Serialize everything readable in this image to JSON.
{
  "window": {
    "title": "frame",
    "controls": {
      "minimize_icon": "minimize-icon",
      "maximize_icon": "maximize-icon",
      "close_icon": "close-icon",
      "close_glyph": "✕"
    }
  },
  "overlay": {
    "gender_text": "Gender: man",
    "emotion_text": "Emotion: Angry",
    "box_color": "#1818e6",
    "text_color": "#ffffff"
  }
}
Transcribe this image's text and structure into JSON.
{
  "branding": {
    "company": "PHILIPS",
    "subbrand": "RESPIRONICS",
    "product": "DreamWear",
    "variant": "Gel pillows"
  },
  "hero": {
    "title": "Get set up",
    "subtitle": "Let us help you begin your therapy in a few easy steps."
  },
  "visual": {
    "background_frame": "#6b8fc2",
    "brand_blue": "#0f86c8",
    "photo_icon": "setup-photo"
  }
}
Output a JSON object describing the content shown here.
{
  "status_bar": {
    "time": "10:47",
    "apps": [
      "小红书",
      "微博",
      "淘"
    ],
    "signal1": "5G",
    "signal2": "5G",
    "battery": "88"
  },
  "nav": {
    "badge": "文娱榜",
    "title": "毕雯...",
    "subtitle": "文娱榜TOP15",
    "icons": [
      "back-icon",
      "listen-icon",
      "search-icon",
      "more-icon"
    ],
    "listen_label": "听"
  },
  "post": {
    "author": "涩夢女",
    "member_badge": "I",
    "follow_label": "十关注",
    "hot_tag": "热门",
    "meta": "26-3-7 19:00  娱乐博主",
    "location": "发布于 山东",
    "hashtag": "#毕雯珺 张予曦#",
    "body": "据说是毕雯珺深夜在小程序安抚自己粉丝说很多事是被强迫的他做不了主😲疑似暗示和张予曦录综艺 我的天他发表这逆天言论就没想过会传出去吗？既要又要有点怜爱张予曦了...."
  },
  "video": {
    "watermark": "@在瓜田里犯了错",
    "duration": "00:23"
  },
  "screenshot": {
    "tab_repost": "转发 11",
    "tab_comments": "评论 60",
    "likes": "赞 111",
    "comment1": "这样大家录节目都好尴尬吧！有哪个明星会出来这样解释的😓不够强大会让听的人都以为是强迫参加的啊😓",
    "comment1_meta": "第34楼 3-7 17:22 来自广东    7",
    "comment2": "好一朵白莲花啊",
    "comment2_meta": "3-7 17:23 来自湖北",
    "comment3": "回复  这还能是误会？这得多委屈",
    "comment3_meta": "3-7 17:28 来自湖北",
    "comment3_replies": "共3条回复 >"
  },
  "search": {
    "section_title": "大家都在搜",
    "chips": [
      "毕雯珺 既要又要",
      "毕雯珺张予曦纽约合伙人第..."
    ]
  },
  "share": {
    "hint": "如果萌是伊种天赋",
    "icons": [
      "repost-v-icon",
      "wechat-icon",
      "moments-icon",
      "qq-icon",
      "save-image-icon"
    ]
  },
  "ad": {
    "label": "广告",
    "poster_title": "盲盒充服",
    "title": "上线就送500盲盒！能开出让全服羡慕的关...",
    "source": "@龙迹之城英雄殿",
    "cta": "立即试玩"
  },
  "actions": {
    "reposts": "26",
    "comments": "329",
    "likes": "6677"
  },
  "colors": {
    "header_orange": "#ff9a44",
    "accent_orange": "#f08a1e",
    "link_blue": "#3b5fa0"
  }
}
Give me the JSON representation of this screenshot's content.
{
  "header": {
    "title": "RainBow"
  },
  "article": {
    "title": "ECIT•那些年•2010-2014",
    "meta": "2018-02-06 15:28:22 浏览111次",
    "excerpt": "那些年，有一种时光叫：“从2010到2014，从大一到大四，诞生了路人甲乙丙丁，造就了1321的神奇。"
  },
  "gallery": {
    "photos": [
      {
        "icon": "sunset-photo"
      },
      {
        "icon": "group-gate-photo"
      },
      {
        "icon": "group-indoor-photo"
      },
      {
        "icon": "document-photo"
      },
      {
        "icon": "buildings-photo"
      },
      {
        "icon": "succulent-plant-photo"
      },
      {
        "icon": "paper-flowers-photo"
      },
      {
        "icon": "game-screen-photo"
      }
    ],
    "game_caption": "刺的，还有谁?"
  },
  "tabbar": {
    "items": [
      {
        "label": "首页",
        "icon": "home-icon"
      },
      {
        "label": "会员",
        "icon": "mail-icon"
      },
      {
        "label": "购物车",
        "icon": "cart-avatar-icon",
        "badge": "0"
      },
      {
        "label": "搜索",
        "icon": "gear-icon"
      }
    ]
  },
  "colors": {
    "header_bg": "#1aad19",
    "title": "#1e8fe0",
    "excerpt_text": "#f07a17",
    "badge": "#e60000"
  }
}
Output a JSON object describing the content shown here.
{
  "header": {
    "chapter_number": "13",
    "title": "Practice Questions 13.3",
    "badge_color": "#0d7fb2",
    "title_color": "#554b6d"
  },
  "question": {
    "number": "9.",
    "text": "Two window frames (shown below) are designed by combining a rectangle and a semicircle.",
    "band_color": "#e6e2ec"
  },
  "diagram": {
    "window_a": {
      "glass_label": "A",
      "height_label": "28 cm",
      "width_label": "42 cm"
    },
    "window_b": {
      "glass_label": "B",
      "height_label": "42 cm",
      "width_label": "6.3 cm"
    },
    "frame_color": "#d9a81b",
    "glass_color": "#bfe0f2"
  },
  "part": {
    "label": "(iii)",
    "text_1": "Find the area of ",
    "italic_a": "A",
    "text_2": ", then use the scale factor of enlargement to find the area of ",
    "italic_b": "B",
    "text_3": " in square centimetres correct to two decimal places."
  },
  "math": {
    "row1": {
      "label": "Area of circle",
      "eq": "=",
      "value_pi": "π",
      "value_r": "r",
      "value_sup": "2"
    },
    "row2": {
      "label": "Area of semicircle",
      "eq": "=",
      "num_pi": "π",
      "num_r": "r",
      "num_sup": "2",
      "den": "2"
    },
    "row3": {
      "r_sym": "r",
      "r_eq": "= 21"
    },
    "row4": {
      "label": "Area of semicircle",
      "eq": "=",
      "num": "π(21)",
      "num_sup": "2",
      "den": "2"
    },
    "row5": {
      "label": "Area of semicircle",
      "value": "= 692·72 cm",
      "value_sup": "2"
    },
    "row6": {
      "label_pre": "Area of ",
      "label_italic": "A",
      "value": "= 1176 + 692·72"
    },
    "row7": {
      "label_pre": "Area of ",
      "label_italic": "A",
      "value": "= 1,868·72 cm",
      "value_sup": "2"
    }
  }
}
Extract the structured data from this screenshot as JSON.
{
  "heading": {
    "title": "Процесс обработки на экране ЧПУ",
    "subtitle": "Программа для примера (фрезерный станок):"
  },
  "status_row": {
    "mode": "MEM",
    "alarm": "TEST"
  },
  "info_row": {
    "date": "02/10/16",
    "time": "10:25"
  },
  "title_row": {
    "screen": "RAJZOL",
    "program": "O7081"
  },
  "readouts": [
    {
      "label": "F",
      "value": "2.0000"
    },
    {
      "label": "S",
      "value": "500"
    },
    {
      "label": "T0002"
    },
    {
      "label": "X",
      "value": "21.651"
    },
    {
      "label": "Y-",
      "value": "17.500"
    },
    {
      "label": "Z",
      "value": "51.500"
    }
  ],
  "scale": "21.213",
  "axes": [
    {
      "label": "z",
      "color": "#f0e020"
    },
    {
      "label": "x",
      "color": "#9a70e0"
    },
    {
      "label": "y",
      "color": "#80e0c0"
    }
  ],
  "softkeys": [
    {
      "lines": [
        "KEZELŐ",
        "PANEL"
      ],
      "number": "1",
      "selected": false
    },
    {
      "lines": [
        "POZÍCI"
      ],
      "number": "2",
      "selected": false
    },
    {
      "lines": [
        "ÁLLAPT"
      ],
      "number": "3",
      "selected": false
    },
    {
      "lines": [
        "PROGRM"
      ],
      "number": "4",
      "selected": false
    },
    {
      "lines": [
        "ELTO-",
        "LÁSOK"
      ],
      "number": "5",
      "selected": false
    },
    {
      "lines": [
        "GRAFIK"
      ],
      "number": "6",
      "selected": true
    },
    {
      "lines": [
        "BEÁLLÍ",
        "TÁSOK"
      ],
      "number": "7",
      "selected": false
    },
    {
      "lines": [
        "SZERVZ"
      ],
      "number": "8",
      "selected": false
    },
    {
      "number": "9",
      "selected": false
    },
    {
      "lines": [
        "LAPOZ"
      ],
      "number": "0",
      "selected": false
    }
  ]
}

Problem:
State the number of lines in this listing that contain the string "scale", and add nothing else.

Result of this exercise:
2